**What is being asked:**
Using the listing below, report all lines holding the word "name".

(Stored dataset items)

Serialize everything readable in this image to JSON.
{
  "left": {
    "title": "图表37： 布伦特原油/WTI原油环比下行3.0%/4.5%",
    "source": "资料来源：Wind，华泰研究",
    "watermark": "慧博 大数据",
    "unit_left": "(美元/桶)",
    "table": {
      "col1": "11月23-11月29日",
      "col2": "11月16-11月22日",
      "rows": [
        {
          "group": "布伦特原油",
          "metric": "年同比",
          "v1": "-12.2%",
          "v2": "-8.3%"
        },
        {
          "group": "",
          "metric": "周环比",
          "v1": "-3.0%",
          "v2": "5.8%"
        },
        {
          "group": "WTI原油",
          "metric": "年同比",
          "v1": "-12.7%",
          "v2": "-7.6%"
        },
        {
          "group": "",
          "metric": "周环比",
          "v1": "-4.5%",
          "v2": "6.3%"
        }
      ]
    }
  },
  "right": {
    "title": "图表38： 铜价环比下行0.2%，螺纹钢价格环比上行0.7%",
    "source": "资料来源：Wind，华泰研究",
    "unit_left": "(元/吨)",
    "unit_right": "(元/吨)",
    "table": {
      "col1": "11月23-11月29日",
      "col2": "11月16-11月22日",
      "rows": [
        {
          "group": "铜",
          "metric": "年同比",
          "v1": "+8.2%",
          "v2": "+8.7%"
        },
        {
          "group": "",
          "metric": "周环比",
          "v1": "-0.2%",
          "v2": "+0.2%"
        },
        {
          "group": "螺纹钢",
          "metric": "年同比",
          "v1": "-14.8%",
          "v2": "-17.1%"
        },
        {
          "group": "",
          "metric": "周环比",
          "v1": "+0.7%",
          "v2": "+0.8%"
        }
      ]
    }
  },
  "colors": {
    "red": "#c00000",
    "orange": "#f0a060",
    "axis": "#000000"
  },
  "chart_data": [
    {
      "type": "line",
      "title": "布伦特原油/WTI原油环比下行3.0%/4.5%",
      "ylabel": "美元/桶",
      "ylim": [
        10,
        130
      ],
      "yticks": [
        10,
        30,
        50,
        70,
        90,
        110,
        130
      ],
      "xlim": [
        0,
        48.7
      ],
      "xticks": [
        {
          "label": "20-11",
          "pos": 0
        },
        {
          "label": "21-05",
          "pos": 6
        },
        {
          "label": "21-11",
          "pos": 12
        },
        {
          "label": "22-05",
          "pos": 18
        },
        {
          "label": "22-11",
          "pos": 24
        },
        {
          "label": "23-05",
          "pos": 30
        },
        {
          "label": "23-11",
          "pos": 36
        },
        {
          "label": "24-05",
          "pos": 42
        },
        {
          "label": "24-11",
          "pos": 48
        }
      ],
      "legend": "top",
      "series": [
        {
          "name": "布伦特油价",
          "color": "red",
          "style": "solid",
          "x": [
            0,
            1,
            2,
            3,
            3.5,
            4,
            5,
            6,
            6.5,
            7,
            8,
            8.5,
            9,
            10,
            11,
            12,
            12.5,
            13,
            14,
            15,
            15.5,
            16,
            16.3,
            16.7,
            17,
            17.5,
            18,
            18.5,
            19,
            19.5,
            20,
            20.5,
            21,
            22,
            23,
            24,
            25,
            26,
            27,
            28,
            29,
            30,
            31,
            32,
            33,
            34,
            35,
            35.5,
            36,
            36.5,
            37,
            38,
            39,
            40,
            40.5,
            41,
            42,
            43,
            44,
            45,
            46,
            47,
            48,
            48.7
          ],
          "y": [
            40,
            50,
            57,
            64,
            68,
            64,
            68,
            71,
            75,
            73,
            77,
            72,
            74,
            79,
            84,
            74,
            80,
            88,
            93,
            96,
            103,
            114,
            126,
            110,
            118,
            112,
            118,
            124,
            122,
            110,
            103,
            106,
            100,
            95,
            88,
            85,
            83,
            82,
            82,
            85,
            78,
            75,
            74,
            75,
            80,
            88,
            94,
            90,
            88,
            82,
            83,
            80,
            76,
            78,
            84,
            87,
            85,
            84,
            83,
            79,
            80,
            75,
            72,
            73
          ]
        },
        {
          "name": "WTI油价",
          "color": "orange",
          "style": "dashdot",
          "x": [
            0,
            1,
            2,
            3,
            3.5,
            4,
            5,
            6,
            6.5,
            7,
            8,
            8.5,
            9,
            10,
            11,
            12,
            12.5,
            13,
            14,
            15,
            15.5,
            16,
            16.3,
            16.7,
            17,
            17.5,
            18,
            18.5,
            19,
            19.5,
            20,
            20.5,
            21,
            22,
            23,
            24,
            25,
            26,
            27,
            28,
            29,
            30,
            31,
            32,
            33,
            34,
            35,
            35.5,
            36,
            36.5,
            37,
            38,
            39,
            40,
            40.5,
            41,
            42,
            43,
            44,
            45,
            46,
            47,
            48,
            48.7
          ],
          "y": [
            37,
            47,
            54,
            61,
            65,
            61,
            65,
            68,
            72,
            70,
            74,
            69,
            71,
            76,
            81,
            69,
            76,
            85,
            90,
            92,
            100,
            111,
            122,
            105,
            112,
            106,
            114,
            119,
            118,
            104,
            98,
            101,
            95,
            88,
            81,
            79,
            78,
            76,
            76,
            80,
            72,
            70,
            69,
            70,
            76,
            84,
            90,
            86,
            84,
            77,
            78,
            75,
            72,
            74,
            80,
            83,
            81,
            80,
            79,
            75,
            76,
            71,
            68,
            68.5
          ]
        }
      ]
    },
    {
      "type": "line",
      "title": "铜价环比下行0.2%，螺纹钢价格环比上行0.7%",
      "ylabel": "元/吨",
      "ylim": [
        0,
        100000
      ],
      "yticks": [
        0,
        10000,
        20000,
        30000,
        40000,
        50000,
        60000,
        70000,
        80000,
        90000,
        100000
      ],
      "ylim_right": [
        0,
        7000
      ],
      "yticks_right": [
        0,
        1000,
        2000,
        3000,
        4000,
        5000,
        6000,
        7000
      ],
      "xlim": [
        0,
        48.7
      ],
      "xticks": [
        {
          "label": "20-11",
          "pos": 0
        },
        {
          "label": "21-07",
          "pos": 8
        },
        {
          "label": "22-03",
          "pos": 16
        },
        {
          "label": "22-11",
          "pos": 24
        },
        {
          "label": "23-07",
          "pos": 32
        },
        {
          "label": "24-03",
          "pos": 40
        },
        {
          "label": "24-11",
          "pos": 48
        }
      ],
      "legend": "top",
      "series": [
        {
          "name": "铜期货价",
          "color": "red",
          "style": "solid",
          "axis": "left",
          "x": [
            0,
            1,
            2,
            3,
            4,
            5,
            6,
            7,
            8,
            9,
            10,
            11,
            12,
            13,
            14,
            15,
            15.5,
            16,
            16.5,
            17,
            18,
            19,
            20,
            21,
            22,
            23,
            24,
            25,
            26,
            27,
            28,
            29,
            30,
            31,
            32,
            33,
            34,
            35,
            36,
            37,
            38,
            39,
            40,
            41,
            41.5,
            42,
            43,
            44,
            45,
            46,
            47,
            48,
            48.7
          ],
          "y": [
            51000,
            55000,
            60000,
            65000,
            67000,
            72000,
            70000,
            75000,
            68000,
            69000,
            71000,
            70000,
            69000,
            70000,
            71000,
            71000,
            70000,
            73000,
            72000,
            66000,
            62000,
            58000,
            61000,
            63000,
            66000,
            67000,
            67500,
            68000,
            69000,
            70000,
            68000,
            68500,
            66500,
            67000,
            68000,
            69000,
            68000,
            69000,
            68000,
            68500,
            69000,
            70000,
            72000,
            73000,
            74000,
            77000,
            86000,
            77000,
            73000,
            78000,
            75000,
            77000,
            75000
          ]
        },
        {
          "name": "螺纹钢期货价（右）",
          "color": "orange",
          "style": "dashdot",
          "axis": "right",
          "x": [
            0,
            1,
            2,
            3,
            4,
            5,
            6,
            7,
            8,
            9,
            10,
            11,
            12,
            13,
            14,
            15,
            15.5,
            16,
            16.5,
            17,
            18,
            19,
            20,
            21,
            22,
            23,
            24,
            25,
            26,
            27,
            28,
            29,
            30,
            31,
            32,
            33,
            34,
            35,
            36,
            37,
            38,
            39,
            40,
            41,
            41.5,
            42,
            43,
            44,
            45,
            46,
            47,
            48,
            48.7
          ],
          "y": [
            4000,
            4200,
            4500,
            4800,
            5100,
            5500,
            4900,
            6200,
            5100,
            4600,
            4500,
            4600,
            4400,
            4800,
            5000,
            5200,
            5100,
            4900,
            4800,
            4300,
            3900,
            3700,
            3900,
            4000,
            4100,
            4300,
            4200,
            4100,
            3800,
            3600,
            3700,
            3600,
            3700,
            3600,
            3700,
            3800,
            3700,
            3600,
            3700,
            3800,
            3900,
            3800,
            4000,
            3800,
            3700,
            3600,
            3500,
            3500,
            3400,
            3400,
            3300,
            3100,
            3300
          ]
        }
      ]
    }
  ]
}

**Exercise answer:**
          "name": "布伦特油价",
          "name": "WTI油价",
          "name": "铜期货价",
          "name": "螺纹钢期货价（右）",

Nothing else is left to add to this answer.